-- Start INPUT DATA --
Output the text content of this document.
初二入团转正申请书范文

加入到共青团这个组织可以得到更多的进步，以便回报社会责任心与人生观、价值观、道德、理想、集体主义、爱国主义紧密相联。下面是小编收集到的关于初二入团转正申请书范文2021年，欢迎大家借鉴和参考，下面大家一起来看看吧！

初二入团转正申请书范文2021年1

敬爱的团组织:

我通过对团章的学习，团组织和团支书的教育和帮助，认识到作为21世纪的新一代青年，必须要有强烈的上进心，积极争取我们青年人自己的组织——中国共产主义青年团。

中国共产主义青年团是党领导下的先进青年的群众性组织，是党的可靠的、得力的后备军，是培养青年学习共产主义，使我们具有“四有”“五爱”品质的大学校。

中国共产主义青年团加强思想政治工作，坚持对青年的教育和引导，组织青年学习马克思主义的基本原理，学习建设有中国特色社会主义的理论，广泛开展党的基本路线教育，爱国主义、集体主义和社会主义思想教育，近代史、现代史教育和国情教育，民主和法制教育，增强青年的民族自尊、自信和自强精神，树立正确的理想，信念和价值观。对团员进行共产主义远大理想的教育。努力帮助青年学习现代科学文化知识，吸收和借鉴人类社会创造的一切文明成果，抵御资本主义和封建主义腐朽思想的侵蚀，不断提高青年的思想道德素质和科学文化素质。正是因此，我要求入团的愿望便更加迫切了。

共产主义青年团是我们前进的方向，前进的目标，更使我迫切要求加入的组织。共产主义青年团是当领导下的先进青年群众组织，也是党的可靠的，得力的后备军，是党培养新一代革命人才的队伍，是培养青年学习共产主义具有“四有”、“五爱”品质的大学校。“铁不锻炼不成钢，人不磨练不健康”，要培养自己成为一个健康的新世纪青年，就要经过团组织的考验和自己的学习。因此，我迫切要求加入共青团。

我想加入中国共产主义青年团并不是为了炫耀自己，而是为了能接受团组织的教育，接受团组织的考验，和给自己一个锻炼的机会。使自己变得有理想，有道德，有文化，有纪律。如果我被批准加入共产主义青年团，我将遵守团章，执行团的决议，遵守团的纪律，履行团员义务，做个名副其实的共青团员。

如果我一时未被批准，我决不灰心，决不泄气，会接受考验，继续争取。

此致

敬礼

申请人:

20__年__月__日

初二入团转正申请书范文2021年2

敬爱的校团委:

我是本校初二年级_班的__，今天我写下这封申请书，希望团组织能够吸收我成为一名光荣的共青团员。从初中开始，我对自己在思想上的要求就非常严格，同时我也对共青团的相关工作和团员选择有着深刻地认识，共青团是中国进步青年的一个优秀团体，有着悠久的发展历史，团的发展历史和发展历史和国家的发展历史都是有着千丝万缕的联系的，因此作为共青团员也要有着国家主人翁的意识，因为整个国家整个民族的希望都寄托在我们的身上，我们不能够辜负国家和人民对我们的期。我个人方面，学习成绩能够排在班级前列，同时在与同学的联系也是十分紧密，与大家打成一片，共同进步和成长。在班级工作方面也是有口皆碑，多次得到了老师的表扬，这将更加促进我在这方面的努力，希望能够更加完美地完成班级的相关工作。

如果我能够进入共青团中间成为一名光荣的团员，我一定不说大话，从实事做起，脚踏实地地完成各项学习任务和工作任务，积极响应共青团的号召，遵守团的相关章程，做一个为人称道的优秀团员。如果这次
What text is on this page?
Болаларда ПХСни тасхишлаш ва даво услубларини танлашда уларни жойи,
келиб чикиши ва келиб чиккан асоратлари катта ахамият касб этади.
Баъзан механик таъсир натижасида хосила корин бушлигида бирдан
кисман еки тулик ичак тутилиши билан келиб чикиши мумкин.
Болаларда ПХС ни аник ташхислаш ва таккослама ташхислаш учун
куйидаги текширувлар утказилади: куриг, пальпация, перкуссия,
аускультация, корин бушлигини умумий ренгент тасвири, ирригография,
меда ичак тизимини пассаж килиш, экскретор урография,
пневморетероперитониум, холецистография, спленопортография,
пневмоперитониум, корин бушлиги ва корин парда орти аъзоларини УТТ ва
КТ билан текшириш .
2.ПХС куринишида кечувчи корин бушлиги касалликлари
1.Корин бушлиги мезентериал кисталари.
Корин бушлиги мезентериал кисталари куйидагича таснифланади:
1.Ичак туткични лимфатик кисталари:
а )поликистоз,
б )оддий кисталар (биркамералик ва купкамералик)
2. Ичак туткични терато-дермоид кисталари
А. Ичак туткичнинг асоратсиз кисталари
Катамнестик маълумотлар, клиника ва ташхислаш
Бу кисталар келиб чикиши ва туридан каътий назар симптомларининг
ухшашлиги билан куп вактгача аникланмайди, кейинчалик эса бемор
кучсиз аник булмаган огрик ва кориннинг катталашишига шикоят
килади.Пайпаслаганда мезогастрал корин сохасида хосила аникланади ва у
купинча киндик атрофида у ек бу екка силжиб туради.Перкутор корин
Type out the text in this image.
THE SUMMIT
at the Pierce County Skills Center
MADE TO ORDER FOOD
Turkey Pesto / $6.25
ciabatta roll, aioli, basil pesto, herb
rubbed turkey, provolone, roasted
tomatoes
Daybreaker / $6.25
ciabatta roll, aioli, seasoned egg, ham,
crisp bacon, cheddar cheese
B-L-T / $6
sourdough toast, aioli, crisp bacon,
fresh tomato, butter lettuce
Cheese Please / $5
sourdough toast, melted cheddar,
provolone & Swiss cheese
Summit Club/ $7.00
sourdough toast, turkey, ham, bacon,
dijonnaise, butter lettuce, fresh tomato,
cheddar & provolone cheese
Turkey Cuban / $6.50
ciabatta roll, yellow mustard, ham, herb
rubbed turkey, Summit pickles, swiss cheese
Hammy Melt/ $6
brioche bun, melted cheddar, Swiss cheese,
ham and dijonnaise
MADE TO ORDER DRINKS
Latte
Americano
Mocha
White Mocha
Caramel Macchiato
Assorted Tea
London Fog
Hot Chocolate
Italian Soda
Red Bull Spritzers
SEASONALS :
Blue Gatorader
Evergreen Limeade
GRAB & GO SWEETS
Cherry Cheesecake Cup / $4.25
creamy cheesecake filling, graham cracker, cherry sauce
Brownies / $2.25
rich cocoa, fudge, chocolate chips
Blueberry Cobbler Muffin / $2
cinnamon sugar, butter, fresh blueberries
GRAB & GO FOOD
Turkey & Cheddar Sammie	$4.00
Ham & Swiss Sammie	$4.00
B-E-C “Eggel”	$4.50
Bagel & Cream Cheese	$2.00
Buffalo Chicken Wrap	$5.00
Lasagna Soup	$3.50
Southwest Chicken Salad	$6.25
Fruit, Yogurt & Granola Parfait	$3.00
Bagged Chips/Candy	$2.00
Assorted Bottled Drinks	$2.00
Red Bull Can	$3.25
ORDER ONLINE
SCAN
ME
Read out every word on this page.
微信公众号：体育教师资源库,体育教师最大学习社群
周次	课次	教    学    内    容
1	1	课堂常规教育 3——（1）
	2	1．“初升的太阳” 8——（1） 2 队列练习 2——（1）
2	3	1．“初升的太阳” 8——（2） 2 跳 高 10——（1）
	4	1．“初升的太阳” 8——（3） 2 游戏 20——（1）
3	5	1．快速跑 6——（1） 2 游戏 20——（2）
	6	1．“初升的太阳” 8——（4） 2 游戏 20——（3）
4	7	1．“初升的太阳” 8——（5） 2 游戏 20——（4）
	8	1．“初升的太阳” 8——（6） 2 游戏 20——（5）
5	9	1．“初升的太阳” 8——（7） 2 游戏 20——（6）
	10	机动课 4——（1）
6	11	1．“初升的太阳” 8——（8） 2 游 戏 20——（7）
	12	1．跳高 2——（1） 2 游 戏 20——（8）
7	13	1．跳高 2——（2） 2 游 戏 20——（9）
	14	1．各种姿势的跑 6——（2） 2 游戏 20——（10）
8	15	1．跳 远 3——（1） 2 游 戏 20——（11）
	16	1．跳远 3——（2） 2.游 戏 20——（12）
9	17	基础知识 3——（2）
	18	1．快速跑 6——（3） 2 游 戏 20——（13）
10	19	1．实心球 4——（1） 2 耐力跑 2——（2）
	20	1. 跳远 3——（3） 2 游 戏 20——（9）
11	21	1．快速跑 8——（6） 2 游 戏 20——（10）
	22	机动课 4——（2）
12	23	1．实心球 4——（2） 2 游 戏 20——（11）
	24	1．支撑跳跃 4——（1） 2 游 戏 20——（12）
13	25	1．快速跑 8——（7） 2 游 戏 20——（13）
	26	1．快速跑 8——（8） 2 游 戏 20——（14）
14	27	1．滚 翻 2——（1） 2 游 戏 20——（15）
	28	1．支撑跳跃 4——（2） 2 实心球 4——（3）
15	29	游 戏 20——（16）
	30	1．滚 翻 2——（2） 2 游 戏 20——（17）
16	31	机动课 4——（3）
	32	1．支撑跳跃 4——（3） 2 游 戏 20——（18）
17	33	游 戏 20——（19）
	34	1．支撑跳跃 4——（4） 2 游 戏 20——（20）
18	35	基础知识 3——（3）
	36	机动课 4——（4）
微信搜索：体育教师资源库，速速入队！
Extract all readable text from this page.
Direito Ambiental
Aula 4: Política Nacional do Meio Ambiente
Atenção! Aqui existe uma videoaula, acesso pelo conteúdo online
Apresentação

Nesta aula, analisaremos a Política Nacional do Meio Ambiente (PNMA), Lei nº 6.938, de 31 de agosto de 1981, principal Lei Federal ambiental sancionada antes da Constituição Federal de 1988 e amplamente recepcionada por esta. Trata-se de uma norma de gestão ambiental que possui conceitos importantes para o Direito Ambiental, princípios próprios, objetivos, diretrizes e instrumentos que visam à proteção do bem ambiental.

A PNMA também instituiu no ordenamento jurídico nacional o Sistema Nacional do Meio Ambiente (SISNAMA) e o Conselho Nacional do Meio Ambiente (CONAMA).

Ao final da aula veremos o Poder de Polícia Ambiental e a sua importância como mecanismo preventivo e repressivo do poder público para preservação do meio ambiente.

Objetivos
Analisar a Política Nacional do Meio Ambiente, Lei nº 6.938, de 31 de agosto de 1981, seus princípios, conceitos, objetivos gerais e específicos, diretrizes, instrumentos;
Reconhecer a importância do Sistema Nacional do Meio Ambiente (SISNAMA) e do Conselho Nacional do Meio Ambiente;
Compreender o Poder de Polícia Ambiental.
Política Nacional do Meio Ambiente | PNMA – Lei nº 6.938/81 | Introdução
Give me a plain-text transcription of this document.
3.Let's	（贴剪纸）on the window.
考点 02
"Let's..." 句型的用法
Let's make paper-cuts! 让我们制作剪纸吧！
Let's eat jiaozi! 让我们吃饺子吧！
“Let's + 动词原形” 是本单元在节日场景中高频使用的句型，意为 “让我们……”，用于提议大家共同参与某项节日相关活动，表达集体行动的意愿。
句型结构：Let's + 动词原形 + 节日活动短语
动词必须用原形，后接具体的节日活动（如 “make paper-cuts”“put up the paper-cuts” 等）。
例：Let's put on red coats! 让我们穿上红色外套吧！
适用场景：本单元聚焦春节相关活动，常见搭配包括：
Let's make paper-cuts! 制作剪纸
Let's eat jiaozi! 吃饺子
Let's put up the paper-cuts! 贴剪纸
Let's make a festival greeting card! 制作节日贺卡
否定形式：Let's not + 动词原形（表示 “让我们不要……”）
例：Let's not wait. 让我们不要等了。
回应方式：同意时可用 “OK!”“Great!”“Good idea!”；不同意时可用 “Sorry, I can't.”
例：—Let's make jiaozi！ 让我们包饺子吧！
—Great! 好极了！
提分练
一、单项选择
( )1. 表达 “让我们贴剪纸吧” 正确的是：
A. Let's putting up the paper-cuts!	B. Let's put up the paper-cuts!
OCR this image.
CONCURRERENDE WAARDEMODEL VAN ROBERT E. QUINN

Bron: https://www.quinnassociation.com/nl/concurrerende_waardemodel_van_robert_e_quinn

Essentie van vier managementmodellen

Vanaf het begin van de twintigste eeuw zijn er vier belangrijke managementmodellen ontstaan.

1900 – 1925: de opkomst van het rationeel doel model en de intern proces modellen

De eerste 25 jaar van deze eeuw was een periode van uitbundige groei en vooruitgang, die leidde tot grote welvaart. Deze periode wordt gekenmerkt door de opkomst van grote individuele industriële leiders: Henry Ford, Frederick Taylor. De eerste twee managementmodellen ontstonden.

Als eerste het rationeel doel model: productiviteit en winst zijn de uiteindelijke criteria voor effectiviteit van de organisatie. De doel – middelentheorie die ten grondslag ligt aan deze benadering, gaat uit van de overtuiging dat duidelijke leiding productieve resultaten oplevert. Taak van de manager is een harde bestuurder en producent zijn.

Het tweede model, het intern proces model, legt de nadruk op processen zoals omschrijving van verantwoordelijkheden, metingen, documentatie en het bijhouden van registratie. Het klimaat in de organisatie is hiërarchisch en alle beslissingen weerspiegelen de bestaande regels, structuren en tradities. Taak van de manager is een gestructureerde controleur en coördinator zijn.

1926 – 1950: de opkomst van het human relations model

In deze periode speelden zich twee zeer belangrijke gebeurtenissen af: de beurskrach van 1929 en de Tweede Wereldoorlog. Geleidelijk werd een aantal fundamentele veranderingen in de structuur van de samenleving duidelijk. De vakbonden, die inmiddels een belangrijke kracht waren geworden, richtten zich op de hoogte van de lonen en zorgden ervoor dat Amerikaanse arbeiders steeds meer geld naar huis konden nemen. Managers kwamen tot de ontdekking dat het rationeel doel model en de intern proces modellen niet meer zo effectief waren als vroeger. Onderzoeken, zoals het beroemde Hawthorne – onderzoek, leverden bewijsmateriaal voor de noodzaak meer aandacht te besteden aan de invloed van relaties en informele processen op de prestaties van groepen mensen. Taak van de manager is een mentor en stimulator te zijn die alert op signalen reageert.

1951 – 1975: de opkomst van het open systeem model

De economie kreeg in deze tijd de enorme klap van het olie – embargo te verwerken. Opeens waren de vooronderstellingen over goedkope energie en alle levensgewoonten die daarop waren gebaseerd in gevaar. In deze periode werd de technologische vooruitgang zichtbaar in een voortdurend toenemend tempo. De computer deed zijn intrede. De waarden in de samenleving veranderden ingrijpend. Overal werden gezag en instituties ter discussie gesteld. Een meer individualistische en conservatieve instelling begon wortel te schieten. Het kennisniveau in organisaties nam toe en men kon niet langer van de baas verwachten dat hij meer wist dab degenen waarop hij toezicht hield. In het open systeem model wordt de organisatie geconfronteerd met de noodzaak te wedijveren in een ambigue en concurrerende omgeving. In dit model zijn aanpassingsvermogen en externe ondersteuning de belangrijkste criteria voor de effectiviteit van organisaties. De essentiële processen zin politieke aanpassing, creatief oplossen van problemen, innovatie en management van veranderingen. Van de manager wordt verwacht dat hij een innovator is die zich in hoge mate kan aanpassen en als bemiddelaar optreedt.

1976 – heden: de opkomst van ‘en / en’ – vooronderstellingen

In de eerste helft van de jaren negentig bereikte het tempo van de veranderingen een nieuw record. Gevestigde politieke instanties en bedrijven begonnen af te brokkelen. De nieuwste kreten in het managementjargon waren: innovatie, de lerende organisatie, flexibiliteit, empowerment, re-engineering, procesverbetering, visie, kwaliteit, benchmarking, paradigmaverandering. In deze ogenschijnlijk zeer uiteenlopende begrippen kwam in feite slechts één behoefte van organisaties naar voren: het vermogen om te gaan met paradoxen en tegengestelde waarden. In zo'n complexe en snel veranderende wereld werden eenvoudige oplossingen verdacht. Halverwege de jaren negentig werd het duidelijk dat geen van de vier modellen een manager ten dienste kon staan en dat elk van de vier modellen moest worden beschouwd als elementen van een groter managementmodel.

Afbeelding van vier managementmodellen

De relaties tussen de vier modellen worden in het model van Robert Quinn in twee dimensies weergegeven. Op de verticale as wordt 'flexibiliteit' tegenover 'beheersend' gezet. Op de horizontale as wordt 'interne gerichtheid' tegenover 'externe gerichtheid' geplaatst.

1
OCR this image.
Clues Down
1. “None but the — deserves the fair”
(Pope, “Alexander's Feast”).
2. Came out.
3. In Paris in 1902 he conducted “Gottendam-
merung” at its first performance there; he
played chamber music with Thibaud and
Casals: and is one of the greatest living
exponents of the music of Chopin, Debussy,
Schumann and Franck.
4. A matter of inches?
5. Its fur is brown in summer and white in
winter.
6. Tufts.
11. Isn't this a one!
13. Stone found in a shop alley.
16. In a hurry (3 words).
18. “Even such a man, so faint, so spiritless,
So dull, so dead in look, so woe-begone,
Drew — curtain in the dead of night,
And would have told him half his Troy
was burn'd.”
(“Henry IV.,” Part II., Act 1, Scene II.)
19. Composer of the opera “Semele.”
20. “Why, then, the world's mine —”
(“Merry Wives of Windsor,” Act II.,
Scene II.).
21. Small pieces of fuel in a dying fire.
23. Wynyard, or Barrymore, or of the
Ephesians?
-- End INPUT DATA --
## CHALLENGE
Look through the entries above; copy each line where the string "ORDER" appears.

## FULL SOLUTION
MADE TO ORDER FOOD
MADE TO ORDER DRINKS
ORDER ONLINE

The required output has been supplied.